RECORDED INFORMATION:
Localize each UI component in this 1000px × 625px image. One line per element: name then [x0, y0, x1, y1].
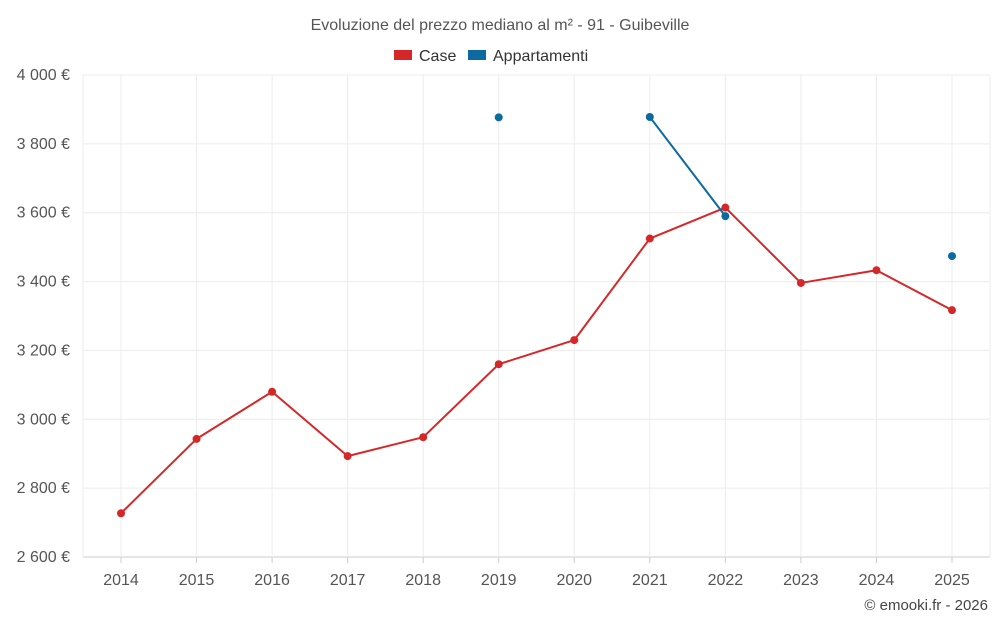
x-tick-label: 2021 — [632, 572, 668, 589]
x-tick-label: 2020 — [556, 572, 592, 589]
data-point-case-2024 — [872, 266, 881, 275]
data-point-case-2023 — [796, 278, 805, 287]
y-tick-label: 3 000 € — [17, 411, 70, 428]
data-point-case-2020 — [570, 336, 579, 345]
x-tick-label: 2017 — [330, 572, 366, 589]
grid — [82, 74, 991, 558]
x-tick-label: 2022 — [708, 572, 744, 589]
data-point-case-2016 — [268, 387, 277, 396]
data-point-appartamenti-2021 — [645, 113, 654, 122]
series — [117, 113, 956, 518]
data-point-appartamenti-2025 — [948, 252, 956, 261]
y-tick-label: 4 000 € — [17, 67, 70, 84]
x-tick-label: 2016 — [254, 572, 290, 589]
x-tick-label: 2025 — [934, 572, 970, 589]
data-point-case-2022 — [721, 203, 730, 212]
chart-title: Evoluzione del prezzo mediano al m² - 91… — [311, 17, 690, 34]
x-tick-label: 2023 — [783, 572, 819, 589]
x-tick-label: 2024 — [859, 572, 895, 589]
series-line-case — [120, 206, 953, 514]
y-tick-label: 3 400 € — [17, 274, 70, 291]
legend-label-appartamenti[interactable]: Appartamenti — [493, 48, 588, 65]
data-point-case-2015 — [192, 434, 201, 443]
y-tick-label: 3 200 € — [17, 342, 70, 359]
y-tick-label: 2 600 € — [17, 549, 70, 566]
legend: Case Appartamenti — [394, 48, 588, 65]
data-point-case-2021 — [645, 234, 654, 243]
y-tick-label: 2 800 € — [17, 480, 70, 497]
credit-text: © emooki.fr - 2026 — [864, 597, 988, 614]
x-tick-label: 2018 — [405, 572, 441, 589]
legend-label-case[interactable]: Case — [419, 48, 456, 65]
series-line-appartamenti — [649, 116, 727, 217]
x-tick-label: 2014 — [103, 572, 139, 589]
y-tick-label: 3 800 € — [17, 136, 70, 153]
data-point-appartamenti-2022 — [721, 212, 730, 221]
data-point-appartamenti-2019 — [494, 113, 503, 122]
x-tick-label: 2015 — [179, 572, 215, 589]
data-point-case-2019 — [494, 360, 503, 369]
x-tick-label: 2019 — [481, 572, 517, 589]
data-point-case-2014 — [117, 509, 125, 518]
series-appartamenti — [494, 113, 956, 261]
data-point-case-2018 — [419, 433, 428, 442]
series-case — [117, 203, 956, 518]
axes: 2 600 € 2 800 € 3 000 € 3 200 € 3 400 € 3 600… — [17, 67, 970, 589]
y-tick-label: 3 600 € — [17, 205, 70, 222]
data-point-case-2025 — [948, 306, 956, 315]
legend-swatch-case — [394, 50, 412, 60]
data-point-case-2017 — [343, 452, 352, 461]
legend-swatch-appartamenti — [468, 50, 486, 60]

SHORT PROBLEM: Arrange all the lines above as a numbered list, skipping any blank lines and leaving out the picture.

RESPONSE:
1. Localize each UI component in this 1000px × 625px image. One line per element: name then [x0, y0, x1, y1].
2. x-tick-label: 2021 — [632, 572, 668, 589]
3. x-tick-label: 2020 — [556, 572, 592, 589]
4. data-point-case-2024 — [872, 266, 881, 275]
5. data-point-case-2023 — [796, 278, 805, 287]
6. y-tick-label: 3 000 € — [17, 411, 70, 428]
7. data-point-case-2020 — [570, 336, 579, 345]
8. x-tick-label: 2017 — [330, 572, 366, 589]
9. grid — [82, 74, 991, 558]
10. x-tick-label: 2022 — [708, 572, 744, 589]
11. data-point-case-2016 — [268, 387, 277, 396]
12. data-point-appartamenti-2021 — [645, 113, 654, 122]
13. series — [117, 113, 956, 518]
14. data-point-appartamenti-2025 — [948, 252, 956, 261]
15. y-tick-label: 4 000 € — [17, 67, 70, 84]
16. x-tick-label: 2016 — [254, 572, 290, 589]
17. x-tick-label: 2025 — [934, 572, 970, 589]
18. data-point-case-2022 — [721, 203, 730, 212]
19. chart-title: Evoluzione del prezzo mediano al m² - 91… — [311, 17, 690, 34]
20. x-tick-label: 2023 — [783, 572, 819, 589]
21. x-tick-label: 2024 — [859, 572, 895, 589]
22. series-line-case — [120, 206, 953, 514]
23. y-tick-label: 3 400 € — [17, 274, 70, 291]
24. legend-label-appartamenti[interactable]: Appartamenti — [493, 48, 588, 65]
25. data-point-case-2015 — [192, 434, 201, 443]
26. y-tick-label: 3 200 € — [17, 342, 70, 359]
27. y-tick-label: 2 600 € — [17, 549, 70, 566]
28. legend: Case Appartamenti — [394, 48, 588, 65]
29. data-point-case-2021 — [645, 234, 654, 243]
30. y-tick-label: 2 800 € — [17, 480, 70, 497]
31. credit-text: © emooki.fr - 2026 — [864, 597, 988, 614]
32. x-tick-label: 2018 — [405, 572, 441, 589]
33. legend-label-case[interactable]: Case — [419, 48, 456, 65]
34. series-line-appartamenti — [649, 116, 727, 217]
35. x-tick-label: 2014 — [103, 572, 139, 589]
36. y-tick-label: 3 800 € — [17, 136, 70, 153]
37. data-point-appartamenti-2022 — [721, 212, 730, 221]
38. data-point-appartamenti-2019 — [494, 113, 503, 122]
39. x-tick-label: 2015 — [179, 572, 215, 589]
40. data-point-case-2019 — [494, 360, 503, 369]
41. x-tick-label: 2019 — [481, 572, 517, 589]
42. data-point-case-2014 — [117, 509, 125, 518]
43. series-appartamenti — [494, 113, 956, 261]
44. data-point-case-2018 — [419, 433, 428, 442]
45. series-case — [117, 203, 956, 518]
46. axes: 2 600 € 2 800 € 3 000 € 3 200 € 3 400 € 3 600… — [17, 67, 970, 589]
47. y-tick-label: 3 600 € — [17, 205, 70, 222]
48. data-point-case-2025 — [948, 306, 956, 315]
49. legend-swatch-case — [394, 50, 412, 60]
50. data-point-case-2017 — [343, 452, 352, 461]
51. legend-swatch-appartamenti — [468, 50, 486, 60]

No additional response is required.